━━ Information supplied
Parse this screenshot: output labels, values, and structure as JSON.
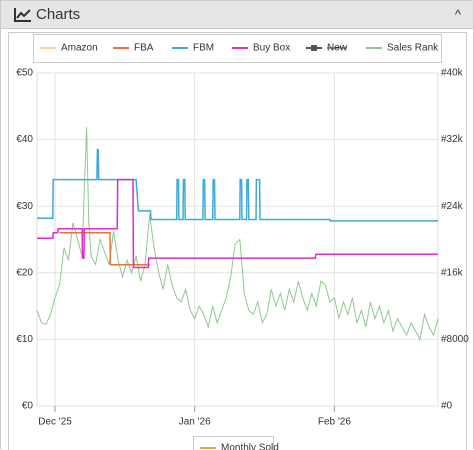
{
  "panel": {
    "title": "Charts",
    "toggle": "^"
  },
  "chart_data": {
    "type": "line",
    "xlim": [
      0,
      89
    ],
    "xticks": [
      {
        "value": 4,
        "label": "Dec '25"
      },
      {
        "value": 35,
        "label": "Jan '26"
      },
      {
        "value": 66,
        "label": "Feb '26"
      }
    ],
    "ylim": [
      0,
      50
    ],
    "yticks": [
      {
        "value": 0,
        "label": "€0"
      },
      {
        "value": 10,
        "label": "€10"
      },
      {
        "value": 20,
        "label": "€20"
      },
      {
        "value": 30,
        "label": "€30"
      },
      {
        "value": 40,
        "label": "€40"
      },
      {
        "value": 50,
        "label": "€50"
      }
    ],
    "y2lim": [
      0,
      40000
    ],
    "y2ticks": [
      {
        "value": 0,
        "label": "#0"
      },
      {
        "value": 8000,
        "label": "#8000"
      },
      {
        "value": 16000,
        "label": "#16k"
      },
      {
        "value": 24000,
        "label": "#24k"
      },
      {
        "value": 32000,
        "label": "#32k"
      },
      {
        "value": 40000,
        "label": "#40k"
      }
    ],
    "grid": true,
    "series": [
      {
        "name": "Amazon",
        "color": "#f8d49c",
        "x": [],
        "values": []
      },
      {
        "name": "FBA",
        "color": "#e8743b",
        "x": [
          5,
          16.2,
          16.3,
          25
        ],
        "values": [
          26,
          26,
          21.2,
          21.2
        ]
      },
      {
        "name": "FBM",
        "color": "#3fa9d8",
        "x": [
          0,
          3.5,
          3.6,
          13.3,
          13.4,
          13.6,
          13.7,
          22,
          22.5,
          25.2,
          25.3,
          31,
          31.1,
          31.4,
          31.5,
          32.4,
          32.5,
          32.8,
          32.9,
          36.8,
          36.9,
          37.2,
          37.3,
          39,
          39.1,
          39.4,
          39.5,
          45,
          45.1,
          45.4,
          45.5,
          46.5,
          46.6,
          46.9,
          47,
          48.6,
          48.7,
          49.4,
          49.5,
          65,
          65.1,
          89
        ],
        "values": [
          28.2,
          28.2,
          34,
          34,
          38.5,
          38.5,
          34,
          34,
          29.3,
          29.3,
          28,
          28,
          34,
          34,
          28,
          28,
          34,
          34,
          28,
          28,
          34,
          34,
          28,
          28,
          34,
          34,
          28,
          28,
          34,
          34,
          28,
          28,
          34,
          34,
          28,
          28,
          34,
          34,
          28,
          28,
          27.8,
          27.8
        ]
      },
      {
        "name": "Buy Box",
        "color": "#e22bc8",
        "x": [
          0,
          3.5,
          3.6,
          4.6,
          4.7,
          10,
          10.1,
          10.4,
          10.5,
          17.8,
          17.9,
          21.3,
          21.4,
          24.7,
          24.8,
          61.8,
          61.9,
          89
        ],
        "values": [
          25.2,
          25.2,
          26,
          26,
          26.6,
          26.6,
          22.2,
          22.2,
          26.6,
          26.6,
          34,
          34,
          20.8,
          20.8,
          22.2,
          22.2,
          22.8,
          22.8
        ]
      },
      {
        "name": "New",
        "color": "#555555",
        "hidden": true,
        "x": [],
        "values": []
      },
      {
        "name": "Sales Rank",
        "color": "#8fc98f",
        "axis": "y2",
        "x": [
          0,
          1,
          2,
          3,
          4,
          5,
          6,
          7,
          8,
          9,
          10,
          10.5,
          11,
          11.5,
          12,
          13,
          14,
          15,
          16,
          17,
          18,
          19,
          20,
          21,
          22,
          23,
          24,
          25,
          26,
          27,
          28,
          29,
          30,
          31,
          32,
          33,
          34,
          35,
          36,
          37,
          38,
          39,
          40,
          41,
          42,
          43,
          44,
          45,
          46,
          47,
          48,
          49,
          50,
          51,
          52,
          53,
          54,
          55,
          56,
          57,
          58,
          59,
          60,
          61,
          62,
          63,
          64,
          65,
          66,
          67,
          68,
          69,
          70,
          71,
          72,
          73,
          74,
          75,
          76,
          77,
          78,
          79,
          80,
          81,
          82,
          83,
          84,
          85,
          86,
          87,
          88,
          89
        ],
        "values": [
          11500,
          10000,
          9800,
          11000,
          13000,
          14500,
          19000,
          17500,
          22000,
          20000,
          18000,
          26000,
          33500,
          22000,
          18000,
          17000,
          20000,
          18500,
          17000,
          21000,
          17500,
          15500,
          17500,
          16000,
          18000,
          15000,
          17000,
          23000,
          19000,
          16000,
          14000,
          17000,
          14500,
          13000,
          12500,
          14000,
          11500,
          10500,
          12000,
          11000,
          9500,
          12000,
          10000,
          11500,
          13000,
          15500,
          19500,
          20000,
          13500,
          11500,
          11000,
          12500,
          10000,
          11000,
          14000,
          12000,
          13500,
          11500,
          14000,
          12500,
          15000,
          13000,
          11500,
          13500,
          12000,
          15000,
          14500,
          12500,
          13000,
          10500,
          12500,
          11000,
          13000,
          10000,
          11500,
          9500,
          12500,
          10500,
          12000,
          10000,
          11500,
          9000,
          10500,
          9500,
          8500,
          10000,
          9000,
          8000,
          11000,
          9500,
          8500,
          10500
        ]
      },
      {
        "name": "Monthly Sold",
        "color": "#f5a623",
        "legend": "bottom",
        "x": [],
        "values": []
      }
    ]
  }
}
━━━━
━━ Information supplied
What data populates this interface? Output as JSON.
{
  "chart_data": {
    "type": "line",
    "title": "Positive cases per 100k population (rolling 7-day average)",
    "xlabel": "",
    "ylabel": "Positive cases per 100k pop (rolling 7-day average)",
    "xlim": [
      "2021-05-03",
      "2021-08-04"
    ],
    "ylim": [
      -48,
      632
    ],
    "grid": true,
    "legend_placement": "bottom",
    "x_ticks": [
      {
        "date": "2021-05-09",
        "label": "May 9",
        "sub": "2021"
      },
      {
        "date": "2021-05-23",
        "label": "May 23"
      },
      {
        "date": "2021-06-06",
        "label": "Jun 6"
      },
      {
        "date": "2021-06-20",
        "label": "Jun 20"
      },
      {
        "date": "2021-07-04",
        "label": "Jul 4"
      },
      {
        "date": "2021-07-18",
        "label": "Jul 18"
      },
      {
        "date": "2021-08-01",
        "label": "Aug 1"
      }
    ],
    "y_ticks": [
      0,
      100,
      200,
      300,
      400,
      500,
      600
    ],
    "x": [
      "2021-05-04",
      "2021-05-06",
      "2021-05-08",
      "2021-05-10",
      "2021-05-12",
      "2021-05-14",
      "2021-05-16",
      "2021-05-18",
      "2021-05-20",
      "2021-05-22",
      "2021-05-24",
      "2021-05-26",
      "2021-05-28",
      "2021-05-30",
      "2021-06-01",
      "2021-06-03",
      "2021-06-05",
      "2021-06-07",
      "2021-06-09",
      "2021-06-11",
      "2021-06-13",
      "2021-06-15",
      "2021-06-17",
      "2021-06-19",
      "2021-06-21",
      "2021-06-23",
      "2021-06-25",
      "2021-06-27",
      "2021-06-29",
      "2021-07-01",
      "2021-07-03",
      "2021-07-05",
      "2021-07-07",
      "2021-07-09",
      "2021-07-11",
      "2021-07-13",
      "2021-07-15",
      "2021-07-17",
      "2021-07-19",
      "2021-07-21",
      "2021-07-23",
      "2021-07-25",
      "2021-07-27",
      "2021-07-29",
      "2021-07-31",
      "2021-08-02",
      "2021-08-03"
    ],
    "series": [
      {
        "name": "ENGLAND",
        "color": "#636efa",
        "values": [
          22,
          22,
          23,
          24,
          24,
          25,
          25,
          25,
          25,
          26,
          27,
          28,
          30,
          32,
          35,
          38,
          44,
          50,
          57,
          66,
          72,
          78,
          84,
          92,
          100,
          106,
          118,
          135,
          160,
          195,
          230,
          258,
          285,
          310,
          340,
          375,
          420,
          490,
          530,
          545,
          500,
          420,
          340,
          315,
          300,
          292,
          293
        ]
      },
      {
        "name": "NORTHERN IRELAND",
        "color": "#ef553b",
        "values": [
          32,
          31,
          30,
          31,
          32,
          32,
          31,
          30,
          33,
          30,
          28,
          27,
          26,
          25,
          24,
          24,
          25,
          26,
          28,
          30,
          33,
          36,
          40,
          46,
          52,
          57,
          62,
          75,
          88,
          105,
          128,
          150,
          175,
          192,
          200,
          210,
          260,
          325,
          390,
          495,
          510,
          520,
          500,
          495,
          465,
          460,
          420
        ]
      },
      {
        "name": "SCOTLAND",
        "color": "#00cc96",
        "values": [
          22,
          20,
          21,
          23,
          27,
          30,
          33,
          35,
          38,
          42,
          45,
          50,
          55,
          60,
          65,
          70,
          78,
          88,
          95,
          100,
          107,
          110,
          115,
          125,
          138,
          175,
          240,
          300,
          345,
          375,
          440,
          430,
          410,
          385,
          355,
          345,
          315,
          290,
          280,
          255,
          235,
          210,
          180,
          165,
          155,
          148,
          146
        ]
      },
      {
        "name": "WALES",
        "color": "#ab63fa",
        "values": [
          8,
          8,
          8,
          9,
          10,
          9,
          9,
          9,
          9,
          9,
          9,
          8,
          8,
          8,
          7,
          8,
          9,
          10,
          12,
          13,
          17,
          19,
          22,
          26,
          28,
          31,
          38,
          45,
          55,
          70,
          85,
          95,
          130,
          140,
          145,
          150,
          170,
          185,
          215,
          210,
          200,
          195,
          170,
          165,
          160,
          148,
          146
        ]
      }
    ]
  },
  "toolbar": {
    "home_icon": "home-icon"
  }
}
━━━━
━━ Information supplied
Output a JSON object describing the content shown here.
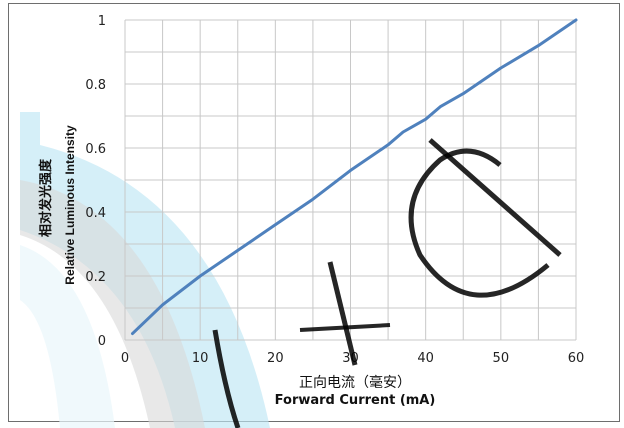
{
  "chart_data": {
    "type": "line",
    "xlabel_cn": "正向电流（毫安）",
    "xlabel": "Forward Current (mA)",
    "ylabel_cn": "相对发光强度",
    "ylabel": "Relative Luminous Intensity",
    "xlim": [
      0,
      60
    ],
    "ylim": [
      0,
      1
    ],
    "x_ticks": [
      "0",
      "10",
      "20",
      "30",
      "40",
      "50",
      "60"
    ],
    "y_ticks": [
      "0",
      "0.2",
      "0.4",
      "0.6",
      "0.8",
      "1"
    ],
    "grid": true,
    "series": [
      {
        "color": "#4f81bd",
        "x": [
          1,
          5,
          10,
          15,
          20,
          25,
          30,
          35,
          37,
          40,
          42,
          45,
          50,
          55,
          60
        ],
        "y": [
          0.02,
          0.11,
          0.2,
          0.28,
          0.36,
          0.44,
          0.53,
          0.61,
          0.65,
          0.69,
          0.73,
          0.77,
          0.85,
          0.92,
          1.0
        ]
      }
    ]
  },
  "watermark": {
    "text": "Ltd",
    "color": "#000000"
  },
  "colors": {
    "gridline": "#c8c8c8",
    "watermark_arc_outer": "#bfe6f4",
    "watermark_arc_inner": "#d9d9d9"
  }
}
━━━━
Given exercise: For each line above that contains the word "average", copy that line.

Correct response:
    "title": "Positive cases per 100k population (rolling 7-day average)",
    "ylabel": "Positive cases per 100k pop (rolling 7-day average)",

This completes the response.